#### Consegna A:
Elenca i tipi di performance in cui, secondo l'intervista sulla performance, sono suddivisi i lavori presentati nella conferenza.
#### Consegna B:
Prosegui l'intervista sulla performance dopo la sua ultima battuta.
··· Brano dell'esercizio ···
EP: Carmelo bene diceva: “il talento fa quello che vuole, il genio fa quello che può”.

S: (Ride) Fantastico! Io faccio quello che posso, è vero, ma sfortunatamente non sono un genio! (Ride). Ottima citazione!

EP: Cosa è cambiato nel mondo della performance da quando hai mosso i primi passi? Quali sono le tue possibili direzioni di ricerca? Quali le possibili nuove frontiere, se possiamo chiamarle così.

S: Domanda interessante. Domani sera (16 dic. 2017) presenterò una conferenza sui miei lavori che sono suddivisi in maniera logica: performance fisiche, tecnologiche e quelle implicate con la realtà virtuale. Eppure nonostante questa divisione nella mia esperienza esse si sono mischiate senza alcuna logica. Le sospensioni vengono dopo molte ricerche con la tecnologia, anzi potremmo tranquillamente dire che la tecnologia viene prima di tutto. Fin dai primi anni ’70 le mie sperimentazioni sono state fortemente caratterizzate dalla tecnologia. Non mi sono quindi mai orientato in maniera precisa e costante verso un unico mezzo o media in particolare. A volte le mie performance sono puramente fisiche, in altri casi la tecnologia o la virtualità sono assolutamente preponderanti. Non mi sono mai sentito particolarmente costretto a seguire un approccio specifico alla performance.

EP: La realtà sfugge sempre alle costrizioni e alle definizioni.
··· Righe elencate ···
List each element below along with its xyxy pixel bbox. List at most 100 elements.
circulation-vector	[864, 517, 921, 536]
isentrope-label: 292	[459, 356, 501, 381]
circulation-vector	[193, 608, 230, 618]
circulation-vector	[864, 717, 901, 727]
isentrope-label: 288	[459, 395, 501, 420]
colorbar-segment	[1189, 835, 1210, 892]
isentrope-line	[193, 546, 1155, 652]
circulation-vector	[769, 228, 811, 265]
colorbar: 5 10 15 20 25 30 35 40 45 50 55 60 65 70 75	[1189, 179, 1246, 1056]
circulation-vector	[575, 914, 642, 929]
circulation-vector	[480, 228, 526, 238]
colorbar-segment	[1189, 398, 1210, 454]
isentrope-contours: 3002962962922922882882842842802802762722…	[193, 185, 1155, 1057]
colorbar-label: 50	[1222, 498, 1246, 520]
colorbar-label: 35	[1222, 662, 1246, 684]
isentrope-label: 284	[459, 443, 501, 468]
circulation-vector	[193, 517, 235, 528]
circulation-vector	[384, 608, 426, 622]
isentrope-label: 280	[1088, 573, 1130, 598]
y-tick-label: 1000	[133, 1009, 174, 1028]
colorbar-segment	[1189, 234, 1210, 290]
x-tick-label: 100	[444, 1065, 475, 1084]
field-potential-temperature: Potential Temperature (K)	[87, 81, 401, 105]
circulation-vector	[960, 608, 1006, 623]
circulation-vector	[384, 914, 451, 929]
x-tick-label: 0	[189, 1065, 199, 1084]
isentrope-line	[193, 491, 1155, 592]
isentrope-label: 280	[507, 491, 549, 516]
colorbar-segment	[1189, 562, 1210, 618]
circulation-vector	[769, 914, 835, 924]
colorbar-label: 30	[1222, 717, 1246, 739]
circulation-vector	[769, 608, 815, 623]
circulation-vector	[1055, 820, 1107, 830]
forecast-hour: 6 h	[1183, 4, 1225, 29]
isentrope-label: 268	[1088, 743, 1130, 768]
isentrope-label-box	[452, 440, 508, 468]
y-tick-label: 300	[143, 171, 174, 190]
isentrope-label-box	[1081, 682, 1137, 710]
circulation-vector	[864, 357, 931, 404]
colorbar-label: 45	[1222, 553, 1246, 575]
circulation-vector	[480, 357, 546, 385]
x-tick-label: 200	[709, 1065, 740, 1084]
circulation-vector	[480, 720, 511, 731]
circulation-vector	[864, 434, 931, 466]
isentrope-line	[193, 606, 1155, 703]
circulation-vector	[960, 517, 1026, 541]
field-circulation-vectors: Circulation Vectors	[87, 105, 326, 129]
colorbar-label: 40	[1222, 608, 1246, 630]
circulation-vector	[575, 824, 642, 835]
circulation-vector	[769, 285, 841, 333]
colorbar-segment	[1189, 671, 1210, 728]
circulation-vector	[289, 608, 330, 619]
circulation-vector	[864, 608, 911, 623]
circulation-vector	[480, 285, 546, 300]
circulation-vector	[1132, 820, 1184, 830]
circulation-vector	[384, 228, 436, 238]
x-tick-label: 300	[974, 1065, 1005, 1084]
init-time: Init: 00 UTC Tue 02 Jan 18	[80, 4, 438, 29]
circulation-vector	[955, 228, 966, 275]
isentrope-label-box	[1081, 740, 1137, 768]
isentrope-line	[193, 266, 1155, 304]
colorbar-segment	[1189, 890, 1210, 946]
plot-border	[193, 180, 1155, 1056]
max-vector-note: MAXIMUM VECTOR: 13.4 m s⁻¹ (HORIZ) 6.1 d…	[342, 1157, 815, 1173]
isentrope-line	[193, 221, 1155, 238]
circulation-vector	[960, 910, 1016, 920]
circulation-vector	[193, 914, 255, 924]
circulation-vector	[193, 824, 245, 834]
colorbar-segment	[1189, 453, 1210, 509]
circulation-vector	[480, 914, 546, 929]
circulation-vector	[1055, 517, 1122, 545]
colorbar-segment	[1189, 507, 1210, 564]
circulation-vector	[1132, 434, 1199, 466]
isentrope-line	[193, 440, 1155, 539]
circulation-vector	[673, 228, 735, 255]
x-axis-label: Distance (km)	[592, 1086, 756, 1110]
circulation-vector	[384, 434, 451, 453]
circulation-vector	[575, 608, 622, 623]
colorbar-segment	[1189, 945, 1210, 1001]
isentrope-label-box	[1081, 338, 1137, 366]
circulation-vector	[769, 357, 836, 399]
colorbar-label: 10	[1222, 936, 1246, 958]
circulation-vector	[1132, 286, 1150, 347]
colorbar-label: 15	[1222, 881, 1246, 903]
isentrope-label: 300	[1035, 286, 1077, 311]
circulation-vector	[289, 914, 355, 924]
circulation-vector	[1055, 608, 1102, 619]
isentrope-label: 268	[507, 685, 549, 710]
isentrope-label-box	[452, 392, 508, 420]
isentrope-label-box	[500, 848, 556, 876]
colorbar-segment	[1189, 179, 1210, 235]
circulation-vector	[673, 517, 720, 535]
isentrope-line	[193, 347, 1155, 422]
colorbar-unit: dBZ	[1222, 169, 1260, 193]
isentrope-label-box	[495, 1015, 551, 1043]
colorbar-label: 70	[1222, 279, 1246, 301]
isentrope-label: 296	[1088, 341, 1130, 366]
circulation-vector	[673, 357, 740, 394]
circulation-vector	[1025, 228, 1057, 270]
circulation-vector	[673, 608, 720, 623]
···
#### Risultato A:
performance fisiche
performance tecnologiche
performance implicate con la realtà virtuale

#### Risultato B:
S: Sì! Esatto. Quello che dici è molto giusto. Tutto quello che ho fatto è stata sempre una fuga da ogni forma di definizione. Quando ho mosso i miei primi passi nel mondo della performance, negli ultimi anni ’60, credo di essere stato l’unico a implementare la sua ricerca con le nuove tecnologie. Quasi tutti gli altri artisti, tipo Vito Acconci per esempio, erano più interessati a a ciò che coinvolgeva la psiche, il fisico, ciò che era personale. Persino oggi molti performance artist sono coinvolti con ciò che riguarda la loro propria storia personale. Io non sono interessato a questo mio corpo particolare e specifico, né nella mia particolare persona. Questo corpo è solamente conveniente perché a disposizione. Ma non mi interessa perché è mio, non c’è io in quello che faccio. Non vi è nessuna catarsi personale, né alcuna forma di self-expression. Non è il mio corpo che è sospeso, è qualsiasi corpo sospeso. Ho sempre parlato del corpo come di un oggetto. E non come oggetto di desiderio ma come oggetto che è possibile ridisegnare, perché siamo inadeguati e assolutamente inadeguati.

EP: Pensi che l’arte possa in qualche modo influenzare la società? Mi spiego meglio: negli anni ’60 e ’70 c’erano figure di artisti che avevano un impatto largo sulla società anche verso quelle fascie di popolazione che non erano interessate propriamente all’arte: potrei dire John Cage o Carmelo Bene. Pensi che questo sia ancora possibile oppure oggi l’arte si può rivolgere solo a settori specializzati e interessati?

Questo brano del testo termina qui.